## START
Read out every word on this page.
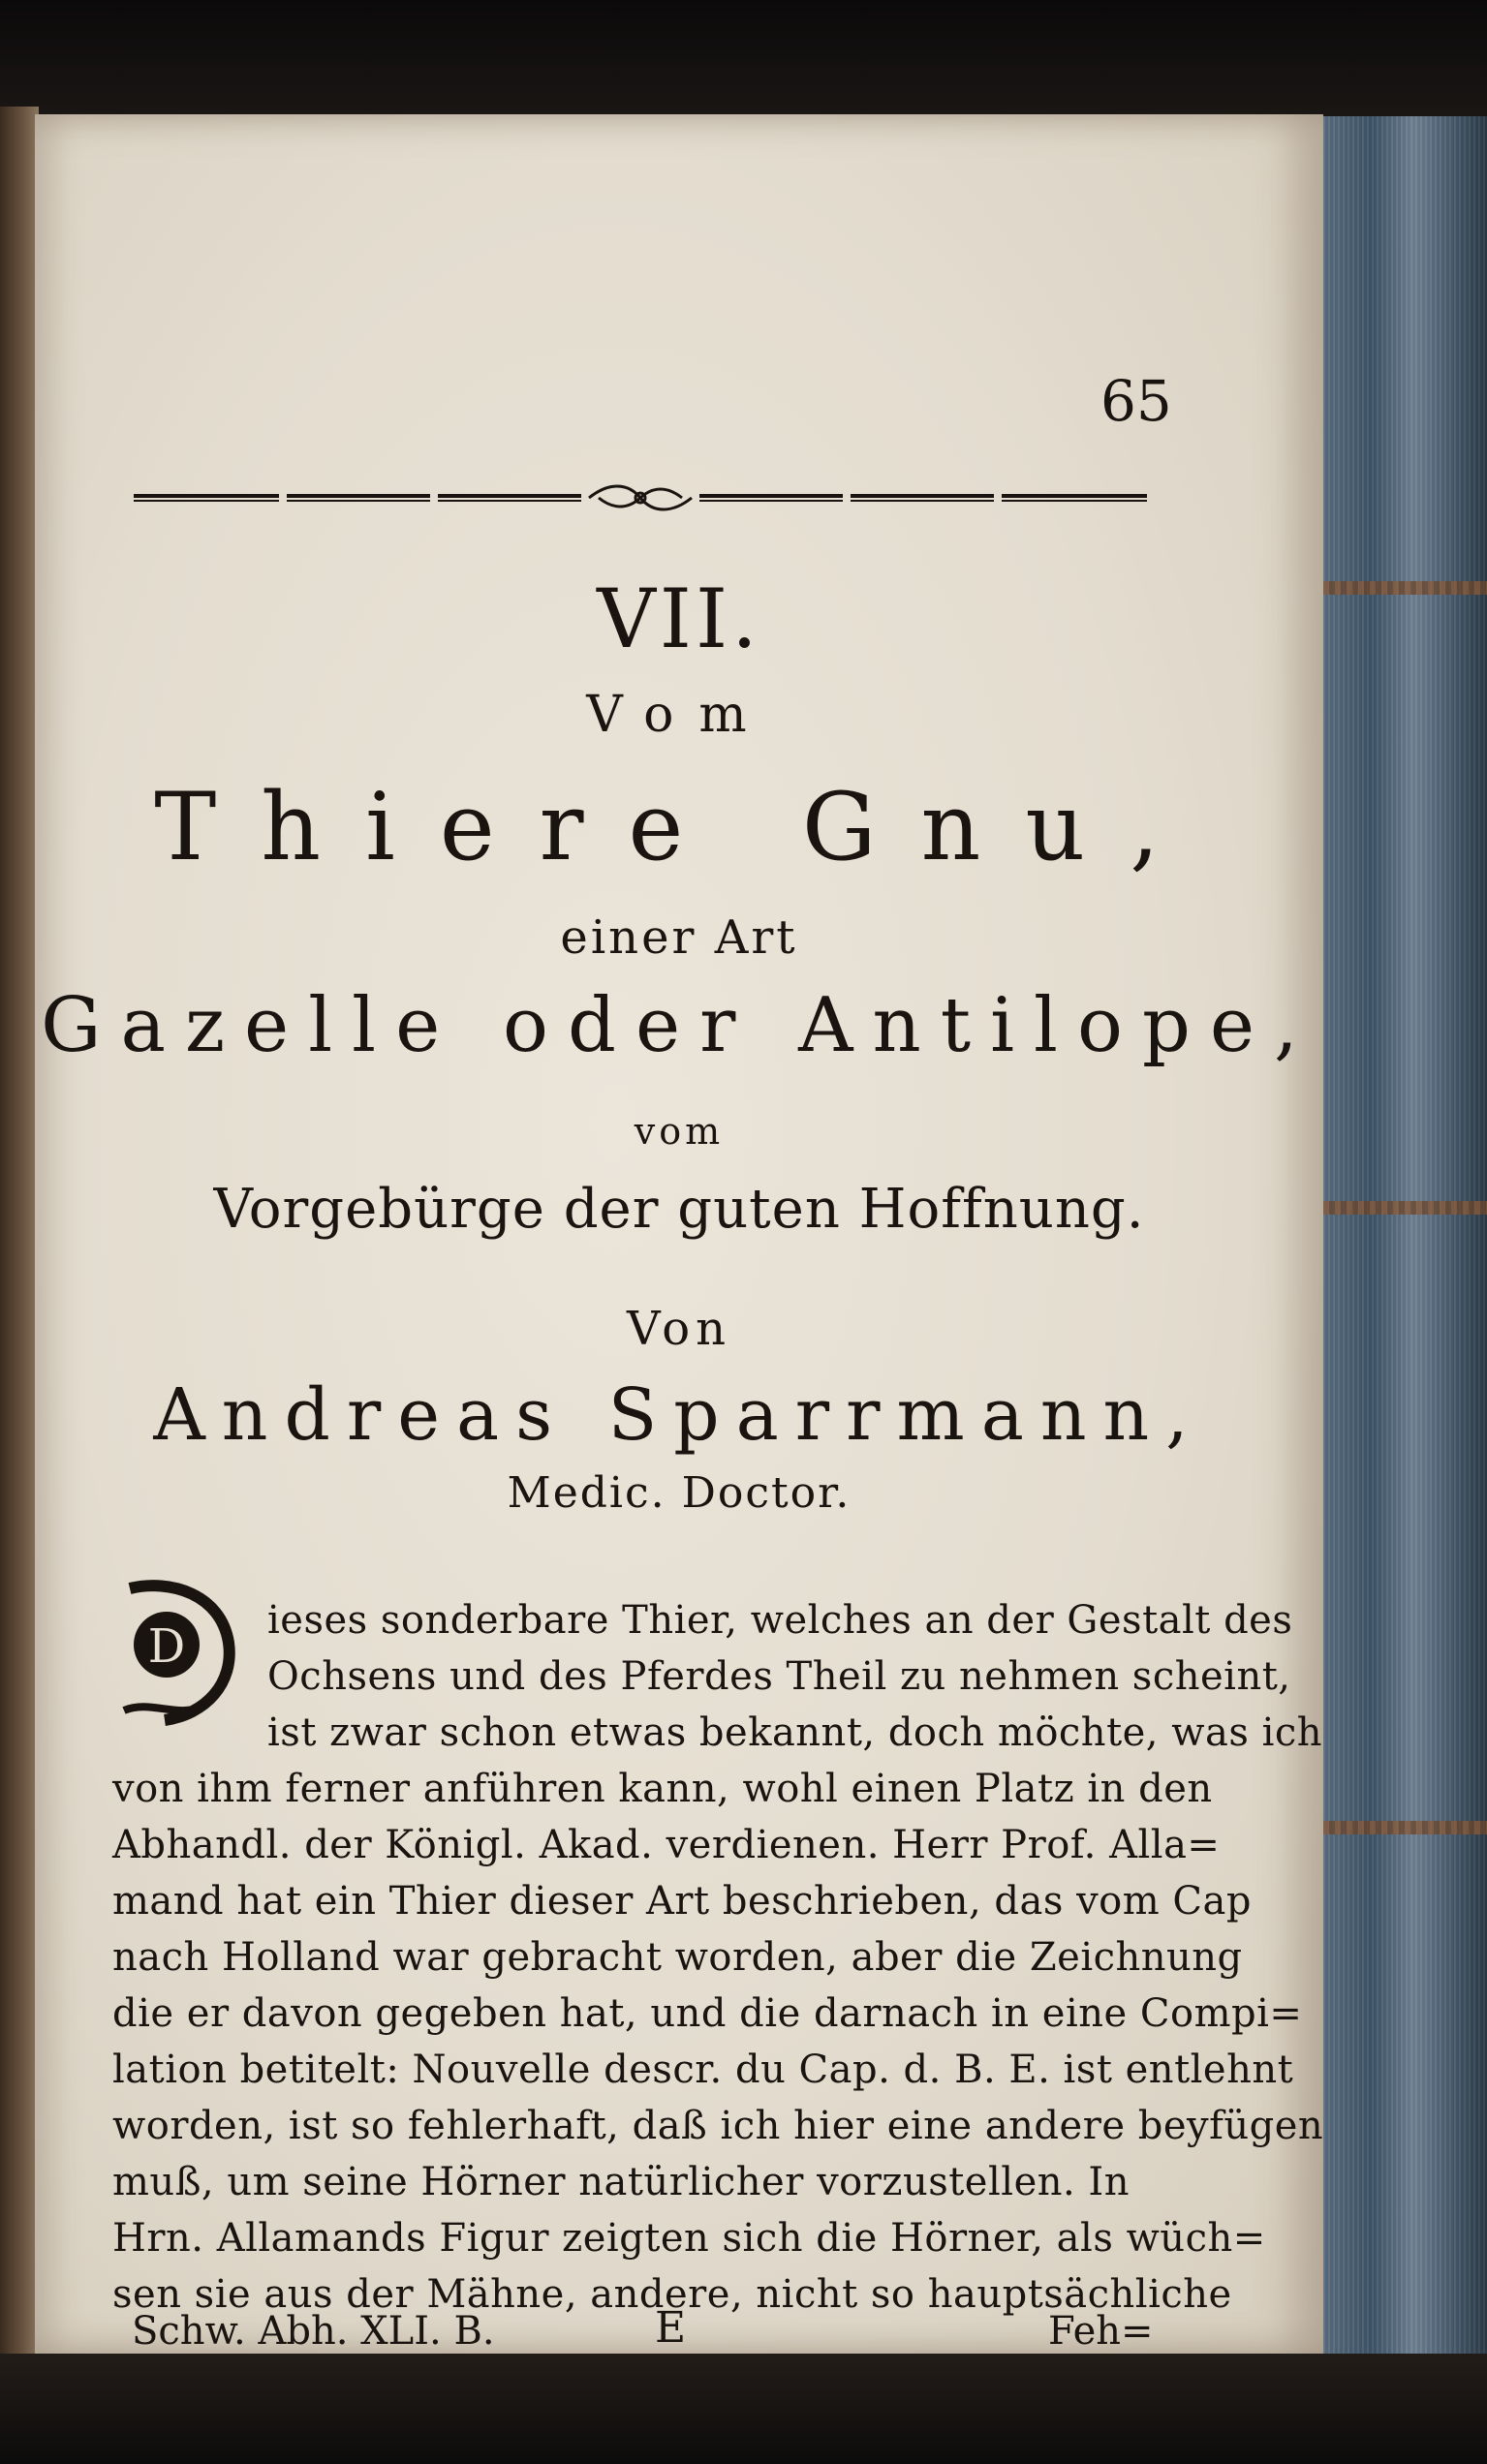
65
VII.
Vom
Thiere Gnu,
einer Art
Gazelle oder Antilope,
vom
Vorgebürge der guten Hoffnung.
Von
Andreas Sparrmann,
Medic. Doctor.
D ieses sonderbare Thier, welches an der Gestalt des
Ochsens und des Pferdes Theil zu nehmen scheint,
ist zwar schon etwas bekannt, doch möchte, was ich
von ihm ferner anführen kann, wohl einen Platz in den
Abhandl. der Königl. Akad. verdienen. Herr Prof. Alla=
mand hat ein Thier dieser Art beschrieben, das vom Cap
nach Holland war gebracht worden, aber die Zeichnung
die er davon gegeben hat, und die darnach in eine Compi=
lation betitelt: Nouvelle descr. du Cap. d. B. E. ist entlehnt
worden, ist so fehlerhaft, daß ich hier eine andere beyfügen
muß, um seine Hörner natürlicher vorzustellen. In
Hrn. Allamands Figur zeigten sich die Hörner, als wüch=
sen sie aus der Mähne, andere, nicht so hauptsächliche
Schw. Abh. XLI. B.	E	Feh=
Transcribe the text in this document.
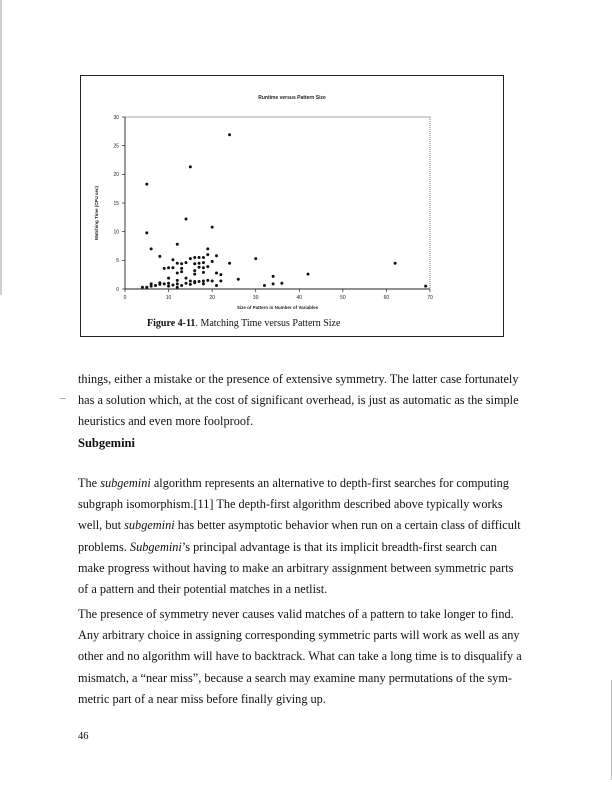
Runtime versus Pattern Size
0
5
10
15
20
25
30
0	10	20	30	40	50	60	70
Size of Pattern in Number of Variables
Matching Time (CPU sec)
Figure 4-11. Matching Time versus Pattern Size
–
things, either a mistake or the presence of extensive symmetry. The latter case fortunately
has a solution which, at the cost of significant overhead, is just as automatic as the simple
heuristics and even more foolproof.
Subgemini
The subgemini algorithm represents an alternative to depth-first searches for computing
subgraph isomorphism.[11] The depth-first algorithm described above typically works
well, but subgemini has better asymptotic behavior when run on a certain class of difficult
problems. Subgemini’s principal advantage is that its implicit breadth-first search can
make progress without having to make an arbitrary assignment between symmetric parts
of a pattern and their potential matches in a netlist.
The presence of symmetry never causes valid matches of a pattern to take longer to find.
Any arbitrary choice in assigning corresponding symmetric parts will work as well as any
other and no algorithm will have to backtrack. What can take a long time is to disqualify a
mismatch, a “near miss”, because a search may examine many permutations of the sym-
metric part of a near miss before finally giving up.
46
## END
## START
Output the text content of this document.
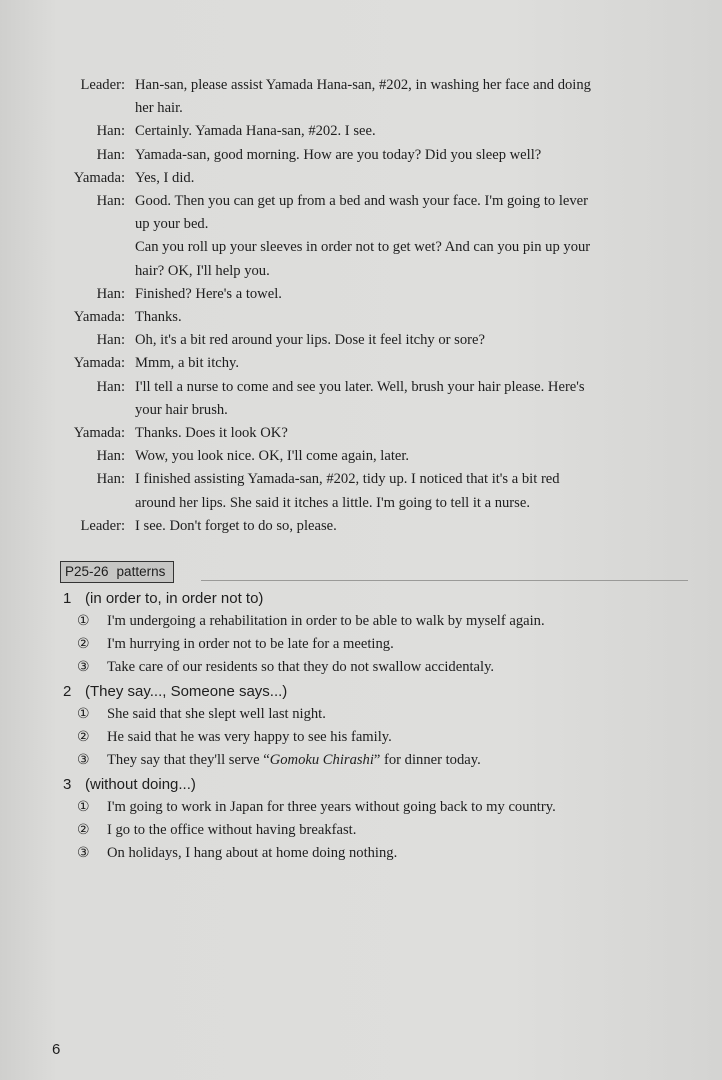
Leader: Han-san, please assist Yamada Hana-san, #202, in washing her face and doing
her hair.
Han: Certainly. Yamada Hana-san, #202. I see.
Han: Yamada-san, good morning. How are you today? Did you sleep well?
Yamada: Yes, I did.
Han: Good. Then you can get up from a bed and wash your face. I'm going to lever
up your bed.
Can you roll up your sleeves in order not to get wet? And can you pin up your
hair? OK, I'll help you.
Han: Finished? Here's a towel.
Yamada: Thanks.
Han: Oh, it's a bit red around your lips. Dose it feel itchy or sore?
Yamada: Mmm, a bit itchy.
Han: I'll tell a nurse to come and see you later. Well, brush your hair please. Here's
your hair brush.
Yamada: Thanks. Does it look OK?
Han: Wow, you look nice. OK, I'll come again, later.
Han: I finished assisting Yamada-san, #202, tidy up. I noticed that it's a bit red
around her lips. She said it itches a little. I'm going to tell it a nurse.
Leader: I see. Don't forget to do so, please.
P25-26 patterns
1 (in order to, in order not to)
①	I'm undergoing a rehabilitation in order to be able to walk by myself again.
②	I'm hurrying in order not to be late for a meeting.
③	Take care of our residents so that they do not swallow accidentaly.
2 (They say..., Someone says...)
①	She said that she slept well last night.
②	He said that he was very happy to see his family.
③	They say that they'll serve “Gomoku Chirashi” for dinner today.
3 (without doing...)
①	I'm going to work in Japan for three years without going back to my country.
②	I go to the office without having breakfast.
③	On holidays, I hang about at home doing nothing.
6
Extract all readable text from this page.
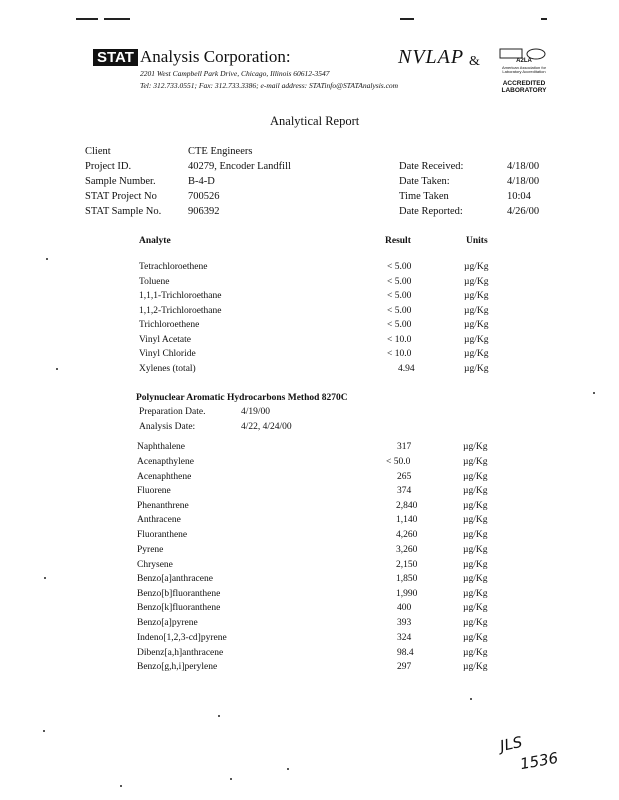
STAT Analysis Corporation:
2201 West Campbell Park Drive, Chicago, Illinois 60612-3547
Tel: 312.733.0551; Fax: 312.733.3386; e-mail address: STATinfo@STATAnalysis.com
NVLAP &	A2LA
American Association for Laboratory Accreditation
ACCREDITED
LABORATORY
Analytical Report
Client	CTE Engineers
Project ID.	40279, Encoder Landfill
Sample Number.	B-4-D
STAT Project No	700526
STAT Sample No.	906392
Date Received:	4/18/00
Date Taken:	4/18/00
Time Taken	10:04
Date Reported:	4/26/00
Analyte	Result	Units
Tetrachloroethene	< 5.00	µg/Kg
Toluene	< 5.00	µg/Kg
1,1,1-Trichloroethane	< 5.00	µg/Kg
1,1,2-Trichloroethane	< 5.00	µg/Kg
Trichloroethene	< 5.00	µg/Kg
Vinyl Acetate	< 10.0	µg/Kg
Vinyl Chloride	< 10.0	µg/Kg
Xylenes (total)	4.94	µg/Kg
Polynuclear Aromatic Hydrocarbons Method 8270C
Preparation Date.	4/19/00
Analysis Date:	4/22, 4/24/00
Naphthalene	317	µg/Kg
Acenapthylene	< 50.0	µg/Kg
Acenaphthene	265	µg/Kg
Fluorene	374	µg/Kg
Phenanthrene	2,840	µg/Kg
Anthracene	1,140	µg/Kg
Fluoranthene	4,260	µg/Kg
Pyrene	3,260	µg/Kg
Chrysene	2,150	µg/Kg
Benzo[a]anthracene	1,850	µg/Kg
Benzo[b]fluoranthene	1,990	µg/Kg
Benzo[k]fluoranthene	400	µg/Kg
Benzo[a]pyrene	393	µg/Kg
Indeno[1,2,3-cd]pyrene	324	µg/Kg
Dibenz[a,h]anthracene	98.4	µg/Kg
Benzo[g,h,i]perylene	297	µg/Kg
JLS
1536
## END
# [Given exercise]
Among the lines of the data, identify those with the word "Thanks". Copy each of them.

# [Output of the task]
Yamada: Thanks.
Yamada: Thanks. Does it look OK?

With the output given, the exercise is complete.